Passage shown: Begin
Kaduna governor Nasir El-Rufai urged his colleagues to defend the right of any Nigerian citizen to live anywhere they want in the country.
El-Rufai also condemned the unlawful eviction Fulani herdsmen and settlers from the southern part of Nigeria.
The Kaduna governor’s advice came on the heels of Sunday Igboho’s illegal anti-Fulani crusade in the South-West, Biafra agitators’ attacks on Fulani herdsmen in the South-East and a “Fulani Must Go” protest in Edo State.
People in the region accuse Fulani herdsmen of vandalising farms, kidnapping farmers, raping women and killing residents.
But El-Rufai advised Nigerians not to allow the criminal actions of terrorists and bandits poison their minds against Fulanis and make them act in ways that could tear the country apart.
“On behalf of the Government of Kaduna State, I call on all Nigerians living in our state to respect law and order and the rights of all citizens to live in peace and security wherever they reside or work,” El-Rufai said in a statement on Wednesday.
“I appeal to my colleagues governing other states in our country to make similar statements, and disavow these attacks and massacres.
He said the Kaduna government noted with grave concern video clips circulating on social media platforms like WhatsApp in which citizens of a particular ethnicity were being massacred and their properties destroyed in parts of Nigeria.
“Many citizens of Kaduna State have reached out to me as their governor to confirm the authenticity of these video clips,” El-Rufai said.
“Some allege that these incidents have the support of leaders of the places where attacks have occurred.
“While I am unable to confirm the authenticity of the video clips, their impact on the peaceful coexistence of our people is a source of concern.
“Elected and appointed public leaders across the country must act on their constitutional obligations to protect all citizens, uphold order, and contribute to a climate for peaceful resolution of all issues.
“In Kaduna State, we are learning from decades of unfortunate and needless experiences. We have faced the tragic manifestations of the indigene-settler divide.
“This has been compounded by criminal activities that often have fatal consequences. But the victims of criminal actions like banditry and kidnapping in our state cut across all ethnic and religious groups.
Passage shown: End
Data to examine: Begin
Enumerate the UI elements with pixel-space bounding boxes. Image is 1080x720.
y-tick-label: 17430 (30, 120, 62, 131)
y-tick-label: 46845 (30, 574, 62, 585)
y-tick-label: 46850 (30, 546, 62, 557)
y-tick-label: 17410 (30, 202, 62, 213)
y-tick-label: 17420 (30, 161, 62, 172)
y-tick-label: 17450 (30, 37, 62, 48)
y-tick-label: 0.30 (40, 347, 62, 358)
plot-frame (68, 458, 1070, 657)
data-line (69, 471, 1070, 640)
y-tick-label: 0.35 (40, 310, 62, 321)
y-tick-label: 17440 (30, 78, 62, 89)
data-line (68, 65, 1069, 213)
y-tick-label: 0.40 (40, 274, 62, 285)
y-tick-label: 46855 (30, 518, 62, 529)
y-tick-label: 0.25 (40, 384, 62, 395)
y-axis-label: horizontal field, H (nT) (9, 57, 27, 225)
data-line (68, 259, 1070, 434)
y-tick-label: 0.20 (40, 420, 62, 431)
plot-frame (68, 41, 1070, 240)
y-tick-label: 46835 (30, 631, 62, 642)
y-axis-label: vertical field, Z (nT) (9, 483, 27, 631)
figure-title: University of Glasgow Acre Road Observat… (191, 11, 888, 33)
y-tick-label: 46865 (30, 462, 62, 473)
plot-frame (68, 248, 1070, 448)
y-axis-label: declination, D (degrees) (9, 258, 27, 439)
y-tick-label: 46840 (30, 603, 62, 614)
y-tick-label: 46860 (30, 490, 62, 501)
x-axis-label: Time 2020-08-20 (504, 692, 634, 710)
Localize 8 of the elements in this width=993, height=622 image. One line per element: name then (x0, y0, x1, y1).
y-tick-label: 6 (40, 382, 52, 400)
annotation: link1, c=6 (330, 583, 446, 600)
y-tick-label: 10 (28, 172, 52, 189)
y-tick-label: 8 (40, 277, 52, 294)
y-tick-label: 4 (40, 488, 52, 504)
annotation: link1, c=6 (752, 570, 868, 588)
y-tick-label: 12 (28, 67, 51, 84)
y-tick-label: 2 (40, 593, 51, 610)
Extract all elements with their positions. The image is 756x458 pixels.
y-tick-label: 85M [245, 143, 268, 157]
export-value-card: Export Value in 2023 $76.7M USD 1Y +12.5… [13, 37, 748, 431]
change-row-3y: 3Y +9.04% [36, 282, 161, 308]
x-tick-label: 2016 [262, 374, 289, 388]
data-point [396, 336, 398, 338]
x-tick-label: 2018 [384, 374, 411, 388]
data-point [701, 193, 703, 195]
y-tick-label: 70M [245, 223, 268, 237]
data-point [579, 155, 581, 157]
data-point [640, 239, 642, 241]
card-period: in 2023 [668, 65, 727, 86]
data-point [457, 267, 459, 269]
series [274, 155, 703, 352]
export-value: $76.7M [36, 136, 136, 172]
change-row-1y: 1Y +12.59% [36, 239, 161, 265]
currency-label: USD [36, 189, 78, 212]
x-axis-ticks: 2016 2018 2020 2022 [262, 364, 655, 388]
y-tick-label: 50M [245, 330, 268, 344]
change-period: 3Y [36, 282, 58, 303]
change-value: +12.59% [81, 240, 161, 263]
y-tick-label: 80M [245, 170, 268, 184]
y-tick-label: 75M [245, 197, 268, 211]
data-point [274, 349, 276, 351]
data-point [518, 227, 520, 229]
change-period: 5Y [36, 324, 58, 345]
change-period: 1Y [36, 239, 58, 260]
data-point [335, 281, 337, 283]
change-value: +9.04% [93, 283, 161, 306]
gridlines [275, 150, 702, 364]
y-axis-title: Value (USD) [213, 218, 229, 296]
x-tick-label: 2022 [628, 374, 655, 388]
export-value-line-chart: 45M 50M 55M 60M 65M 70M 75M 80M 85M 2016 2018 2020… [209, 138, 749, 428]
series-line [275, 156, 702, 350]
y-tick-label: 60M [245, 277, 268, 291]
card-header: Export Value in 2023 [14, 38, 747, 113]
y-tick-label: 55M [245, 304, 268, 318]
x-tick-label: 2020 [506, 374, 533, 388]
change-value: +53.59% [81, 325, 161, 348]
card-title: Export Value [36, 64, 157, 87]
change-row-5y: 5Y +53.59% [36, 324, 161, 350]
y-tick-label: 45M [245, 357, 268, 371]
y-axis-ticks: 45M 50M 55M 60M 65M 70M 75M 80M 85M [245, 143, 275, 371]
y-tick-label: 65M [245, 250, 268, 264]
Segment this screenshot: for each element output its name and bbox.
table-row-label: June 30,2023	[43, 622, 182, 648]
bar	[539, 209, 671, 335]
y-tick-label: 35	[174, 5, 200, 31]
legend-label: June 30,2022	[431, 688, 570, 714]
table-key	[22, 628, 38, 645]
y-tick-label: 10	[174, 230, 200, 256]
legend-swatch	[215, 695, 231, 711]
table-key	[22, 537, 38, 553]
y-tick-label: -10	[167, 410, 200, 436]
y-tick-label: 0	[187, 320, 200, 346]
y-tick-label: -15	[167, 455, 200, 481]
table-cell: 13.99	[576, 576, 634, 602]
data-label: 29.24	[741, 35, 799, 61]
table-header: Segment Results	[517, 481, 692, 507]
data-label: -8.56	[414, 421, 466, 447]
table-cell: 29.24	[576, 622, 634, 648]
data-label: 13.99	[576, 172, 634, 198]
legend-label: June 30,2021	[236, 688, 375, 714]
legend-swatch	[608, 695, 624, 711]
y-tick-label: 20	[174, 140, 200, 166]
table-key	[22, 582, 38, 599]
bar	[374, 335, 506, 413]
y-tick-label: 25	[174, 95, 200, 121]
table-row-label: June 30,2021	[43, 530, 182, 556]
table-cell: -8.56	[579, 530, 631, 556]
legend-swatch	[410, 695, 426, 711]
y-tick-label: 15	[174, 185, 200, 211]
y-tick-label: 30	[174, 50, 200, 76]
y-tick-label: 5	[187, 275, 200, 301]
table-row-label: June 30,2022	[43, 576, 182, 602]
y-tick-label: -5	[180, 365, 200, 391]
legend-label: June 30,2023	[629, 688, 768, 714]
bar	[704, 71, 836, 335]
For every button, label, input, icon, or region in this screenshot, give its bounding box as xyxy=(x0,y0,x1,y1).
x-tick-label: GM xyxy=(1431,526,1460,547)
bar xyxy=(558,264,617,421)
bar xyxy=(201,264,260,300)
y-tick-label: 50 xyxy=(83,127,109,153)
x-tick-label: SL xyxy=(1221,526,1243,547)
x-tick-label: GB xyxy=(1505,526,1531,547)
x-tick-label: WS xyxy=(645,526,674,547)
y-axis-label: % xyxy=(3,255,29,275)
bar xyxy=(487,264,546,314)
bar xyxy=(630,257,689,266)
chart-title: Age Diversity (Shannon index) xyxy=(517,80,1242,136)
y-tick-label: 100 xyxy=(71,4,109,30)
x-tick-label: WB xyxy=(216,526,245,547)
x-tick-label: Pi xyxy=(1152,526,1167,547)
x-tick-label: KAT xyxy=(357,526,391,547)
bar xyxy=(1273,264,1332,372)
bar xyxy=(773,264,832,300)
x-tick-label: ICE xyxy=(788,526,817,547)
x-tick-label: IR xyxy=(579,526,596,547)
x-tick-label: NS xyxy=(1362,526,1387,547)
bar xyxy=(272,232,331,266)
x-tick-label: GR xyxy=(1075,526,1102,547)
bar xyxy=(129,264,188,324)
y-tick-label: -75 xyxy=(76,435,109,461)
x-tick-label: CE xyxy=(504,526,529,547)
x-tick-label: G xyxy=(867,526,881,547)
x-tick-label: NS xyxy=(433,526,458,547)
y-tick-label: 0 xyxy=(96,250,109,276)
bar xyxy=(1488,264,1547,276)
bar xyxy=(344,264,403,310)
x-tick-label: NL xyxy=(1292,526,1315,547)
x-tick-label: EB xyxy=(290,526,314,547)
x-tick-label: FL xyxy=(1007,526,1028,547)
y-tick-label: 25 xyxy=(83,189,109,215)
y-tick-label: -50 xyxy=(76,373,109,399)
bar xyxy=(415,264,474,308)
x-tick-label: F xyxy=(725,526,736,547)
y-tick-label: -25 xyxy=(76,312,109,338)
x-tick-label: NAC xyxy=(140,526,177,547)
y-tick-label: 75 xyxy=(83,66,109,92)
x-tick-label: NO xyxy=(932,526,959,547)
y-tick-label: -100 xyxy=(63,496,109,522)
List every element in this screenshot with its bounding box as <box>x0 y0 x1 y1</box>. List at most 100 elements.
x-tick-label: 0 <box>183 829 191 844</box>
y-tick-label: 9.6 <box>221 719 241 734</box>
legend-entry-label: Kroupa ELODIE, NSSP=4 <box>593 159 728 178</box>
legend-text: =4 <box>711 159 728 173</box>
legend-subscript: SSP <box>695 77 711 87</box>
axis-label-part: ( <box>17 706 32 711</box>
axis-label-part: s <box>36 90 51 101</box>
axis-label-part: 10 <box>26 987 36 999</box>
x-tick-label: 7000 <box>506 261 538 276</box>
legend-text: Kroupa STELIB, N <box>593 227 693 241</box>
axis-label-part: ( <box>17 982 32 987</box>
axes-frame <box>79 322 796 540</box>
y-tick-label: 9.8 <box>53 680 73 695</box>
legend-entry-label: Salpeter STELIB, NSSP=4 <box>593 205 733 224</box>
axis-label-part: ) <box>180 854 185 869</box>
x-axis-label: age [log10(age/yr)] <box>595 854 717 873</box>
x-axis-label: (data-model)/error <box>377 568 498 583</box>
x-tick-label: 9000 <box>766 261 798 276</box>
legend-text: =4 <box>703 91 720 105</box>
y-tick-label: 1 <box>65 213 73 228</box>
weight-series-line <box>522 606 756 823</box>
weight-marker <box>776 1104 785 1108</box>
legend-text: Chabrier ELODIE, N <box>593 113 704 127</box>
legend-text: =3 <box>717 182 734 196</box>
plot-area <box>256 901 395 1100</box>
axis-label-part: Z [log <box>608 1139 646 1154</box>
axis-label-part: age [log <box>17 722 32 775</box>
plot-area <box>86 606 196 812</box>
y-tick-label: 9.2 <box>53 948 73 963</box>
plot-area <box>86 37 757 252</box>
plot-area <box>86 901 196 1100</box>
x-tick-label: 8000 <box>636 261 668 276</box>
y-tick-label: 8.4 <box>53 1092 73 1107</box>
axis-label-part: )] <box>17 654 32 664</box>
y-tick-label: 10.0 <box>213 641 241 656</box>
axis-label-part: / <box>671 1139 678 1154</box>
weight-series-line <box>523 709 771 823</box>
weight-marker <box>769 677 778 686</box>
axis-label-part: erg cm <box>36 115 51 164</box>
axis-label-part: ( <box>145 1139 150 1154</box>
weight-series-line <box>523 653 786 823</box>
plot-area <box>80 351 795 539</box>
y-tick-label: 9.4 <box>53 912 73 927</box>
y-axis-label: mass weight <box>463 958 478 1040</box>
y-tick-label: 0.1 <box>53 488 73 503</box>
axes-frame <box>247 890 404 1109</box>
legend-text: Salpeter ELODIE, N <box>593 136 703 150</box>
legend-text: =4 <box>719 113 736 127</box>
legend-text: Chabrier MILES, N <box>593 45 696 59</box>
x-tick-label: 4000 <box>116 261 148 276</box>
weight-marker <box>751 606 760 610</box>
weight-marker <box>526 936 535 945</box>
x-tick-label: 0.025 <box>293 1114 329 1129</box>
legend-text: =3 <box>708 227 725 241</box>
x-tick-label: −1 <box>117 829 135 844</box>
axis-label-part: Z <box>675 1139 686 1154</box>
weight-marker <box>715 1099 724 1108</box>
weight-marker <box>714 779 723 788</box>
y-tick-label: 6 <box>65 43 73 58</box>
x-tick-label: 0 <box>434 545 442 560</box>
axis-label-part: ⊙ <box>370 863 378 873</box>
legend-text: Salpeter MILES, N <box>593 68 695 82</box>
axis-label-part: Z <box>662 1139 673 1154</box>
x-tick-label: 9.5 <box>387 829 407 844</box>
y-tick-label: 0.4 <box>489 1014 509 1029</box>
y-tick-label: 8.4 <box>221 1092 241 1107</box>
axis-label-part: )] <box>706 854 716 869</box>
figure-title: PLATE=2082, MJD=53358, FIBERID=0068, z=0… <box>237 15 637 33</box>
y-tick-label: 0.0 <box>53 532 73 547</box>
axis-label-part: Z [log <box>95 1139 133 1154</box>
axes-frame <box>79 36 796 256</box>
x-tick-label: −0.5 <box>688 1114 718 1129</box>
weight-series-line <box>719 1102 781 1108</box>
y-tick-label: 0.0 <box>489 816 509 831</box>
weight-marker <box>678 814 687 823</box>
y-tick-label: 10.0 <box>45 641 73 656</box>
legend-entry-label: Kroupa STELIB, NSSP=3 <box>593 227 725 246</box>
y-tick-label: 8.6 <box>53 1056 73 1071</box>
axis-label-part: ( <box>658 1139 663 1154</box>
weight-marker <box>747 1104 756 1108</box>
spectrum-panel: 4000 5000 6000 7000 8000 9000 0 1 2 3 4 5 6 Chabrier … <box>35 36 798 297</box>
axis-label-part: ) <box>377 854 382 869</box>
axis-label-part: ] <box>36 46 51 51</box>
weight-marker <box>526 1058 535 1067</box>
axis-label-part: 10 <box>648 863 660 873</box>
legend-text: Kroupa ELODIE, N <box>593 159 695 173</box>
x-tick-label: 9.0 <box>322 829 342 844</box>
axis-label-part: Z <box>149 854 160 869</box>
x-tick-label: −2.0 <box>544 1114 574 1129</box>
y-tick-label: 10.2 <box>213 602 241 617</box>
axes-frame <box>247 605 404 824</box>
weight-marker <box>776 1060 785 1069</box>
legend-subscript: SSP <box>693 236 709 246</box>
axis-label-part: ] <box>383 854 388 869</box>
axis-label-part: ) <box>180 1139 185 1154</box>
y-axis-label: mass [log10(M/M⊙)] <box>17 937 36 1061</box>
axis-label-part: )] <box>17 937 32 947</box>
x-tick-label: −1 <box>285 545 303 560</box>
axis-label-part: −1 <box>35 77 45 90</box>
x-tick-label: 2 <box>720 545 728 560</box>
Data to examine: End
▶ Work order:
Resume the article on El-Rufai's statement after its final sentence. The entries have nothing to do with the article on El-Rufai's statement.

▶ Result of the task:
“We have resisted the attempt to tar all members of any ethnic group for the criminal actions of some of their members.
“At all times, our government has upheld the right of every citizen to live and pursue legitimate livelihoods wherever they choose.
The governor recalled ordering the arrest of persons who had issued an unlawful eviction notice in the state to citizens of a ”certain ethnicity” in 2017.
“The impunity and calculated disregard for a common humanity that prompted such irresponsible rhetoric is sadly at play again,” he said.
“The genuine fears felt by people across the country for their safety and security imposes a responsibility on all leaders to ensure that these anxieties are assuaged and urgent steps are taken to relieve human misery and stop the criminal actions that menace our citizens and their property. This should be the top priority.
He called on leaders at all levels ”to engage people and ensure that people do not seize the opportunity for selfish agenda”.
“We cannot allow, by inaction or otherwise, the reign of anarchy where fear creates a tragic momentum of violence, blurring the lines between victims and perpetrators and complicating a difficult moment.”
He urged the National Assembly ”to expedite action on constitutional amendments that would usher in state and community policing”.
“We should not allow the criminal actions of insurgents and bandits to tear our country apart. We should not be seduced into the dangerous passion of blaming innocents, declaring them guilty of the crimes of others, evicting them, killing and destroying their property.
“In difficult times, we must uphold the right of everyone to live, with security and safety. The frenzy of ethnic labelling makes solutions difficult and can only guarantee disorder, violence and pain.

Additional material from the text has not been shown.